** DIRECTIONS **
The records that follow should be retyped word for word.

** THE DATA **
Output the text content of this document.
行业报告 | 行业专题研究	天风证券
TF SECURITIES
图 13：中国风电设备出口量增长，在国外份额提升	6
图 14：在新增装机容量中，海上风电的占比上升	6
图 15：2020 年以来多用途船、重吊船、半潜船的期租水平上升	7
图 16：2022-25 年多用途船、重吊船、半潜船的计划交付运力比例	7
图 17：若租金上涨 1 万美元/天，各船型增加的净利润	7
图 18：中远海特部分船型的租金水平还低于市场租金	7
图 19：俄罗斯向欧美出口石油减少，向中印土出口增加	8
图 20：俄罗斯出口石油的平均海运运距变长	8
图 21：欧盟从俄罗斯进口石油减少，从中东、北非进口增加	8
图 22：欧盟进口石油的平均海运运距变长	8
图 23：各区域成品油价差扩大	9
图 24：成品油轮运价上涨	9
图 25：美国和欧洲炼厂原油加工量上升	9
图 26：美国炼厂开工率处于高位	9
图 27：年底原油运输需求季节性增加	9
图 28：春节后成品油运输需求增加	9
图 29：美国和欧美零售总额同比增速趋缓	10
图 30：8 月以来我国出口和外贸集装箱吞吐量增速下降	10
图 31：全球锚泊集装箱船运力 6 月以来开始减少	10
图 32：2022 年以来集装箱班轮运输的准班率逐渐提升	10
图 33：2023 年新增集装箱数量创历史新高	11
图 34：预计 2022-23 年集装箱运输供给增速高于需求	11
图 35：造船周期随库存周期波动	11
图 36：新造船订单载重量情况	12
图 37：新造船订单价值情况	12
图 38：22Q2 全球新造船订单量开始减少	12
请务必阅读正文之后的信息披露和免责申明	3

** ANSWER TO THE PROBLEM **
Output the text content of this document.
行业报告 | 行业专题研究	天风证券
TF SECURITIES
图 13：中国风电设备出口量增长，在国外份额提升	6
图 14：在新增装机容量中，海上风电的占比上升	6
图 15：2020 年以来多用途船、重吊船、半潜船的期租水平上升	7
图 16：2022-25 年多用途船、重吊船、半潜船的计划交付运力比例	7
图 17：若租金上涨 1 万美元/天，各船型增加的净利润	7
图 18：中远海特部分船型的租金水平还低于市场租金	7
图 19：俄罗斯向欧美出口石油减少，向中印土出口增加	8
图 20：俄罗斯出口石油的平均海运运距变长	8
图 21：欧盟从俄罗斯进口石油减少，从中东、北非进口增加	8
图 22：欧盟进口石油的平均海运运距变长	8
图 23：各区域成品油价差扩大	9
图 24：成品油轮运价上涨	9
图 25：美国和欧洲炼厂原油加工量上升	9
图 26：美国炼厂开工率处于高位	9
图 27：年底原油运输需求季节性增加	9
图 28：春节后成品油运输需求增加	9
图 29：美国和欧美零售总额同比增速趋缓	10
图 30：8 月以来我国出口和外贸集装箱吞吐量增速下降	10
图 31：全球锚泊集装箱船运力 6 月以来开始减少	10
图 32：2022 年以来集装箱班轮运输的准班率逐渐提升	10
图 33：2023 年新增集装箱数量创历史新高	11
图 34：预计 2022-23 年集装箱运输供给增速高于需求	11
图 35：造船周期随库存周期波动	11
图 36：新造船订单载重量情况	12
图 37：新造船订单价值情况	12
图 38：22Q2 全球新造船订单量开始减少	12
请务必阅读正文之后的信息披露和免责申明	3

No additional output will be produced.